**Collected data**
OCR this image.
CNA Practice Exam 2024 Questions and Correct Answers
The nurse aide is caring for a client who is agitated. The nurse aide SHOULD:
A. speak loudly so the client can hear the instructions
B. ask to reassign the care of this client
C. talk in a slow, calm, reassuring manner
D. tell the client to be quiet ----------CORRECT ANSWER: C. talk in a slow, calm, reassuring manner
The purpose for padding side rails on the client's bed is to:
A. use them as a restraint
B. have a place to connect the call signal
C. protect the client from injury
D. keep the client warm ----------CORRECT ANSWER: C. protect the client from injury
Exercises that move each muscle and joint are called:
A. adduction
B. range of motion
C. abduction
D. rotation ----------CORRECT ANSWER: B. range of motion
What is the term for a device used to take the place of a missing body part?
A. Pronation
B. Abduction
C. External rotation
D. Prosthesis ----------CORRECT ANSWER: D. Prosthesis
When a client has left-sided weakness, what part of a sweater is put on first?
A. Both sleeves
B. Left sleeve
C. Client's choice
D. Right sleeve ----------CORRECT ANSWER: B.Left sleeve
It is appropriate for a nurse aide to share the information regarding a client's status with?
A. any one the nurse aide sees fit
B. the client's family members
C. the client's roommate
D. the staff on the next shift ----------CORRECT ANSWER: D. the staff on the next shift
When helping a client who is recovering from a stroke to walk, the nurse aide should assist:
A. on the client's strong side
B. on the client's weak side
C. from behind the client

**Exercise directions**
Go through the material and select each line with the string "aide" in it.

**Response**
The nurse aide is caring for a client who is agitated. The nurse aide SHOULD:
It is appropriate for a nurse aide to share the information regarding a client's status with?
A. any one the nurse aide sees fit
When helping a client who is recovering from a stroke to walk, the nurse aide should assist:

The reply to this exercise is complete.